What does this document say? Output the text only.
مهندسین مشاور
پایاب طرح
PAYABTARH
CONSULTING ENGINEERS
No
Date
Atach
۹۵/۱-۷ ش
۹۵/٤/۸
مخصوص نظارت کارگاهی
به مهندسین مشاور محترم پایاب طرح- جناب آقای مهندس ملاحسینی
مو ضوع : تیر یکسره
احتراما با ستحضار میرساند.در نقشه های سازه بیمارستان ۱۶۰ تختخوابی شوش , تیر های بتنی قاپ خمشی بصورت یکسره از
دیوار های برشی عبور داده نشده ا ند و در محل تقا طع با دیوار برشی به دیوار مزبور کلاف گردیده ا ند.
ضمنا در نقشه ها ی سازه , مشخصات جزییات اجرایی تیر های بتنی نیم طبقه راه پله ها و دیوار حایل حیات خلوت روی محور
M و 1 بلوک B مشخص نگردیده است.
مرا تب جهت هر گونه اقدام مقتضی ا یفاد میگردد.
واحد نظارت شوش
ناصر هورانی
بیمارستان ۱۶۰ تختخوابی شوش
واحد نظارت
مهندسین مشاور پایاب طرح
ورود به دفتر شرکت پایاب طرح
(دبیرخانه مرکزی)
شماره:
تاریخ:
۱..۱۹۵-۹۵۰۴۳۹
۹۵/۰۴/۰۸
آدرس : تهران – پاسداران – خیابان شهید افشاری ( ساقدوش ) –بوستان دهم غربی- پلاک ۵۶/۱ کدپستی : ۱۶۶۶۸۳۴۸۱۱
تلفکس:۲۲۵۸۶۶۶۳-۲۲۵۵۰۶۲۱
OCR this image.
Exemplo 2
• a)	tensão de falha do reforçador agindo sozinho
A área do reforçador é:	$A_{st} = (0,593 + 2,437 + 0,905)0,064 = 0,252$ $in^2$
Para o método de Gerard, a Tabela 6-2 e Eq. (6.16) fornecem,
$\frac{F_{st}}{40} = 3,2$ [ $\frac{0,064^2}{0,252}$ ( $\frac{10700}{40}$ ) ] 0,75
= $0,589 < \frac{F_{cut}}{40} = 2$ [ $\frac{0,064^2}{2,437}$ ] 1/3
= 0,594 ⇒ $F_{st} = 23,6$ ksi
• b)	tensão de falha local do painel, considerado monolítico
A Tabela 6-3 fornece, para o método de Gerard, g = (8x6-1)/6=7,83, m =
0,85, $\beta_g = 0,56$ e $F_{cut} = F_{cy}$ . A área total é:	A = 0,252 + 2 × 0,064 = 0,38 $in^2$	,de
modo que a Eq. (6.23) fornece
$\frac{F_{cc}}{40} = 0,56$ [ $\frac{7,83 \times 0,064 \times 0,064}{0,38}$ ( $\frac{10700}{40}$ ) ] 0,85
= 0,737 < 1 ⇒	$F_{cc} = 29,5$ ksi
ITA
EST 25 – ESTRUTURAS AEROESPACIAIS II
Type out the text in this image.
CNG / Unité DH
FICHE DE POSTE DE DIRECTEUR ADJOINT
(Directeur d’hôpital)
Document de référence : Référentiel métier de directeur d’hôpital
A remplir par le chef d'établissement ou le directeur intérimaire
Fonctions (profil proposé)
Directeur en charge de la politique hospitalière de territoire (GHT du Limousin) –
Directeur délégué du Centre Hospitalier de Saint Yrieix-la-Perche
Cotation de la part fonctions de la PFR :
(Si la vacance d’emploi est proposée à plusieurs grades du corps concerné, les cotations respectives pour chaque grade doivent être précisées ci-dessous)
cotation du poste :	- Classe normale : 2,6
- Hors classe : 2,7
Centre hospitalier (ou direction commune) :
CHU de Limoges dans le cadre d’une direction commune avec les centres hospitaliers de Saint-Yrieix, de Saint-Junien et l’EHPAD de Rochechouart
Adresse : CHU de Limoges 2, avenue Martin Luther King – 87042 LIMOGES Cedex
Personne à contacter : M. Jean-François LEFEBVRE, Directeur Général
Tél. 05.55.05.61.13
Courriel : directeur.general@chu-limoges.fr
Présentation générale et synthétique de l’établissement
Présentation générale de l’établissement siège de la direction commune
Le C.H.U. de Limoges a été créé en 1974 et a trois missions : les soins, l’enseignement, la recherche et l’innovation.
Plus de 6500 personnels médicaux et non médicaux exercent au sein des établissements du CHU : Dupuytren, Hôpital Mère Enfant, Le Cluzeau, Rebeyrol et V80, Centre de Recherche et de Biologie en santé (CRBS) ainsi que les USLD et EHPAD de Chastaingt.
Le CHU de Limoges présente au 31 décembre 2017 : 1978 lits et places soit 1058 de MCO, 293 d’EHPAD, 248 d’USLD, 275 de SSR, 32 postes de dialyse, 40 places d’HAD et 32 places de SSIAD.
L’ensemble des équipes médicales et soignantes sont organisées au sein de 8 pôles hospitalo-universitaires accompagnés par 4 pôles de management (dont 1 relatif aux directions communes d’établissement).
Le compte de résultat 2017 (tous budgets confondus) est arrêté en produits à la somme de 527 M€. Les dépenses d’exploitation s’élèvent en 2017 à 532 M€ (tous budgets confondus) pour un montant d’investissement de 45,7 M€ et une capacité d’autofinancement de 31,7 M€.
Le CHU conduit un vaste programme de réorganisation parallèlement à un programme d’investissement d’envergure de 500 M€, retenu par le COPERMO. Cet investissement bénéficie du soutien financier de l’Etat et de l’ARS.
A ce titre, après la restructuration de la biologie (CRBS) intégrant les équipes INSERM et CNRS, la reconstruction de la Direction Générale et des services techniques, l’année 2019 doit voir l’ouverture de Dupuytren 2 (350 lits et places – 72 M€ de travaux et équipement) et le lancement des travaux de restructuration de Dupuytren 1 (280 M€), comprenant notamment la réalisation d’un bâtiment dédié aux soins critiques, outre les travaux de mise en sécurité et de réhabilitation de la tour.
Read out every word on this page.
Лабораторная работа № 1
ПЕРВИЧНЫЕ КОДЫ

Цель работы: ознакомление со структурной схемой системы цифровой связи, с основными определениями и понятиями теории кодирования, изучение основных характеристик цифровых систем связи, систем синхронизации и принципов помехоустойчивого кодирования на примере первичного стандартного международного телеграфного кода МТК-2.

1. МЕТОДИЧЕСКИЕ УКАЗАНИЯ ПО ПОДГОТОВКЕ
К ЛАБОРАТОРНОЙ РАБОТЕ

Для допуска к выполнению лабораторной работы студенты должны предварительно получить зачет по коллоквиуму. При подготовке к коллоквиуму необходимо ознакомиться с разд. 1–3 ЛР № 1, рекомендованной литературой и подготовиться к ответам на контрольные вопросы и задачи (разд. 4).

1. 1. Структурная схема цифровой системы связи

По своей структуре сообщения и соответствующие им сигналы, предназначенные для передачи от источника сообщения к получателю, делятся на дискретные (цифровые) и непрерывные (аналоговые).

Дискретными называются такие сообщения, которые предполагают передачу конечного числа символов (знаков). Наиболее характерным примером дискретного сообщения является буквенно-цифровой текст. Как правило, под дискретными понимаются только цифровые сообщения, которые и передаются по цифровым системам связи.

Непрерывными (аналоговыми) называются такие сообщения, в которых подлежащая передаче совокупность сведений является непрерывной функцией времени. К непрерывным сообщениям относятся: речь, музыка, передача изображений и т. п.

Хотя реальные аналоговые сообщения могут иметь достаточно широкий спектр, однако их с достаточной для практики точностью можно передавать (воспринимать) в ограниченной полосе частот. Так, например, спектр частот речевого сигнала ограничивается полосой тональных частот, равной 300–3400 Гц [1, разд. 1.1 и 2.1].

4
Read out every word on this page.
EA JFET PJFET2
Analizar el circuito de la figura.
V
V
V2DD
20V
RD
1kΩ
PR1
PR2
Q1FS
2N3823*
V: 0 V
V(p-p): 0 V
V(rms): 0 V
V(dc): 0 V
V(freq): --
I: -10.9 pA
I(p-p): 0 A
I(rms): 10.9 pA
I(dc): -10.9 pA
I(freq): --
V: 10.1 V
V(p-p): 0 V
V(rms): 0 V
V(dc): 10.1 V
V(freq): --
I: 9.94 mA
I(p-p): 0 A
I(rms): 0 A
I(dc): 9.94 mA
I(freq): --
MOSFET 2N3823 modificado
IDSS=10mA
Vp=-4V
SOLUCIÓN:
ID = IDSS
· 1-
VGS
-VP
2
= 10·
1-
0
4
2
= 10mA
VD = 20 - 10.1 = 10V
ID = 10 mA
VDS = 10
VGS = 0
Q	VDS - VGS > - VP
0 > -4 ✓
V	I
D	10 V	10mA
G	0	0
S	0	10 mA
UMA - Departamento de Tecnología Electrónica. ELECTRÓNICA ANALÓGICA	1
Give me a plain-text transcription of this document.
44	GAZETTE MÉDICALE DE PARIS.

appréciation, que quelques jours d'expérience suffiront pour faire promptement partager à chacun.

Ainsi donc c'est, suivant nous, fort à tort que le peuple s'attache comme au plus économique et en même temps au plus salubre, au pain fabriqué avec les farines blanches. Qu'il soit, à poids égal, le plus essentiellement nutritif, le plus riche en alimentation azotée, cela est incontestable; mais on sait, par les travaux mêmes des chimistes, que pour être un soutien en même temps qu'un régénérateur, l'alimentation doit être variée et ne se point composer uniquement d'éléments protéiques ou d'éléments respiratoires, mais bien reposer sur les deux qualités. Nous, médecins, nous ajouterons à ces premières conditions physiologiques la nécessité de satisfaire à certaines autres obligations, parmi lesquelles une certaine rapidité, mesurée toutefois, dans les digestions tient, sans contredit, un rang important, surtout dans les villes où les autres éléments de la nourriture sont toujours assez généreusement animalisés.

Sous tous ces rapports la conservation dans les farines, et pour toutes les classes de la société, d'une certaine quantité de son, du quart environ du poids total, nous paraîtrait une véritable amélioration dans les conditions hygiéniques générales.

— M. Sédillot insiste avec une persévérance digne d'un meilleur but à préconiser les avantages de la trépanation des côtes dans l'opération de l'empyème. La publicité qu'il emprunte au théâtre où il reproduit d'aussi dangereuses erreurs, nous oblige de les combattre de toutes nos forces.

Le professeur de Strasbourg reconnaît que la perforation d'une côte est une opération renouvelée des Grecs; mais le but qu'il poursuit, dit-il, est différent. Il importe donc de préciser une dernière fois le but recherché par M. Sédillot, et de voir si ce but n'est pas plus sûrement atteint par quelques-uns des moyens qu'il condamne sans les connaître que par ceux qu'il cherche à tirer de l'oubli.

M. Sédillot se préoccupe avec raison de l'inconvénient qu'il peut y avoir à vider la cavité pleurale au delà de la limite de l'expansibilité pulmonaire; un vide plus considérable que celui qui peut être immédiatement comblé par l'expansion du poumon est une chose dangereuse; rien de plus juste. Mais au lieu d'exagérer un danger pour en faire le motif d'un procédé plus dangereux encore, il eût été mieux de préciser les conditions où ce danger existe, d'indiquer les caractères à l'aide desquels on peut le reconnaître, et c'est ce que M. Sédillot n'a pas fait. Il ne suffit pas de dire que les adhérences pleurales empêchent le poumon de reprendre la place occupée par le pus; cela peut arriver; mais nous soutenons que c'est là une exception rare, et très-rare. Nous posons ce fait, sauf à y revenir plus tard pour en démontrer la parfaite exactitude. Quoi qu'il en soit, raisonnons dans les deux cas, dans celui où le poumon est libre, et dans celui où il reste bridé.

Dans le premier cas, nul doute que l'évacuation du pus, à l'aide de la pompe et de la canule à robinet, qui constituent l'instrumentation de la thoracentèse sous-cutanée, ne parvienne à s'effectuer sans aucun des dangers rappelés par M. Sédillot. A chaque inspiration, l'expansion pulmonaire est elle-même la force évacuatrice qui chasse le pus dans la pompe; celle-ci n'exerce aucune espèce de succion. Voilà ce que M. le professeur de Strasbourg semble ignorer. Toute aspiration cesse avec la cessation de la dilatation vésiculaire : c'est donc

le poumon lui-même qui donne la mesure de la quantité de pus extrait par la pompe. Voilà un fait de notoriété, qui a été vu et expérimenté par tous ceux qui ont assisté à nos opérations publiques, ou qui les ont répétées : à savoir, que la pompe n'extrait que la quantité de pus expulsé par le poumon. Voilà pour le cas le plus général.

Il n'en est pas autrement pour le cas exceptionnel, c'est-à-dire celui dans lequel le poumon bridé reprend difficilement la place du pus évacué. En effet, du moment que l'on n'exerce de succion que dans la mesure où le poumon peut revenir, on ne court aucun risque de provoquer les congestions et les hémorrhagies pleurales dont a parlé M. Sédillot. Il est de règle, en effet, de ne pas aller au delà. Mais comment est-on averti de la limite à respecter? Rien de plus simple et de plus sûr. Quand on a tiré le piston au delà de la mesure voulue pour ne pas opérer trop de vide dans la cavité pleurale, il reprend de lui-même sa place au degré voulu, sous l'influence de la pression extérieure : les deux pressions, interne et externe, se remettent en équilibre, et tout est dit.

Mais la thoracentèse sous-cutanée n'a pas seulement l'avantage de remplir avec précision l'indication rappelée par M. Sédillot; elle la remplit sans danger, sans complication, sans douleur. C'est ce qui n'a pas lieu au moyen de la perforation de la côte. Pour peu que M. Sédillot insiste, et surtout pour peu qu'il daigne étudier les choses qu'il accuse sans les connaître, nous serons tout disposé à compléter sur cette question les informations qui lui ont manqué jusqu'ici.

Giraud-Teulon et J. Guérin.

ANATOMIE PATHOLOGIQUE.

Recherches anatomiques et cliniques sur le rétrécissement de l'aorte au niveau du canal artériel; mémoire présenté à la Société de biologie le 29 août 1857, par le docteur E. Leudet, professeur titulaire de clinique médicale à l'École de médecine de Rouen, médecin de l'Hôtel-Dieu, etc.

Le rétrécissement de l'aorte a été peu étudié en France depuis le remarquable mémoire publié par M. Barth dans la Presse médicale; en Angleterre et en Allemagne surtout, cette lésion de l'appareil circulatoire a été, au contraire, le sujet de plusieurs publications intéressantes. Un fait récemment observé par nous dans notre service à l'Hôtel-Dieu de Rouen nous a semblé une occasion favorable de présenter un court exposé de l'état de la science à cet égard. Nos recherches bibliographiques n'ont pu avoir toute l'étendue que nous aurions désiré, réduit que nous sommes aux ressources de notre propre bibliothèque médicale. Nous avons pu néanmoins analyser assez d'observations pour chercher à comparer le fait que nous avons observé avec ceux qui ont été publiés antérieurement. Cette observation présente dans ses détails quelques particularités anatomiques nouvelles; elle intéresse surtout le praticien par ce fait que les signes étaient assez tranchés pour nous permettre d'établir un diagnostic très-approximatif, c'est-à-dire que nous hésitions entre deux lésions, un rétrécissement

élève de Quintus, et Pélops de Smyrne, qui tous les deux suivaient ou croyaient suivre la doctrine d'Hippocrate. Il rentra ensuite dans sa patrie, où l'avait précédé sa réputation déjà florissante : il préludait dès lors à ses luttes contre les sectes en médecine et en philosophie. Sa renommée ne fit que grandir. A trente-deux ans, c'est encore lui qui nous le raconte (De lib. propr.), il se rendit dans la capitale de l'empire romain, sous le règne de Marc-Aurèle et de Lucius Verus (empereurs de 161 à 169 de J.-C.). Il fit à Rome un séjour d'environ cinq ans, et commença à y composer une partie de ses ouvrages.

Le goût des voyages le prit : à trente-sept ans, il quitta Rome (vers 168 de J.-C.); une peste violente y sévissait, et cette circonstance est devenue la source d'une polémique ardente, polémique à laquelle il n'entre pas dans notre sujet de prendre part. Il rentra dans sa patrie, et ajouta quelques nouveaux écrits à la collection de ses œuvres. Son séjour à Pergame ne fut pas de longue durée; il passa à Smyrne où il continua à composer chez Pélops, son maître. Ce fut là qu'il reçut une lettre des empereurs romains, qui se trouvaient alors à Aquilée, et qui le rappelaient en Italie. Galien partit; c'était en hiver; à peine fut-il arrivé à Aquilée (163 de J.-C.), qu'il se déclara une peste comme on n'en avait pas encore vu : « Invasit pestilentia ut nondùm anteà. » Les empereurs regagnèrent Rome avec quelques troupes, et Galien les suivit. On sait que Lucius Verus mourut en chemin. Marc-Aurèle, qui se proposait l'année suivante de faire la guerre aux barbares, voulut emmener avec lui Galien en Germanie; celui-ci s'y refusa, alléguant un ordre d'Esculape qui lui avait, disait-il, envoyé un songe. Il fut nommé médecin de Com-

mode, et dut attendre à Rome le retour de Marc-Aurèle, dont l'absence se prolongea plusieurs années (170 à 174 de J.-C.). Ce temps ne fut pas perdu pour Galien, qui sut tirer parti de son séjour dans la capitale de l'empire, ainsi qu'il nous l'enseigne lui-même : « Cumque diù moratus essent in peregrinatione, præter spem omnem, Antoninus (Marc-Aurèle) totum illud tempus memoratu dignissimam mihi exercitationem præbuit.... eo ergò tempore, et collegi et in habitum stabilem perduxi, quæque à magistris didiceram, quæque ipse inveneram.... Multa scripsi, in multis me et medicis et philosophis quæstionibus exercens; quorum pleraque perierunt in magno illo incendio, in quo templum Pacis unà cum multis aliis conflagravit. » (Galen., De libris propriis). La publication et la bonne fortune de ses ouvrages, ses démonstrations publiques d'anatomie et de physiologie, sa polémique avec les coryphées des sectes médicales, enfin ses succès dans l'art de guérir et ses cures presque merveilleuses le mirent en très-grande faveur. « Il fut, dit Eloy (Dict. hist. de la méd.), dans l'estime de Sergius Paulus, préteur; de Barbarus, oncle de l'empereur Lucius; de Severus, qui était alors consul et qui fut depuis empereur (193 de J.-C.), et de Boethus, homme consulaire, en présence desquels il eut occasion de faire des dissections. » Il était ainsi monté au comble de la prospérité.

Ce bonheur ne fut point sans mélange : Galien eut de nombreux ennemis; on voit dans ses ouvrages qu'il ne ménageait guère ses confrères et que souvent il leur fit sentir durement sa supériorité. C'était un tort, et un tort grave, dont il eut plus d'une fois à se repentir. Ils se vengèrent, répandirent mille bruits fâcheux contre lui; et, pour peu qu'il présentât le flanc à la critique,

To be done:
Scan the material above for the word "image". Copy each line where it occurs.

Solution to the exercise:
OCR this image.
Type out the text in this image.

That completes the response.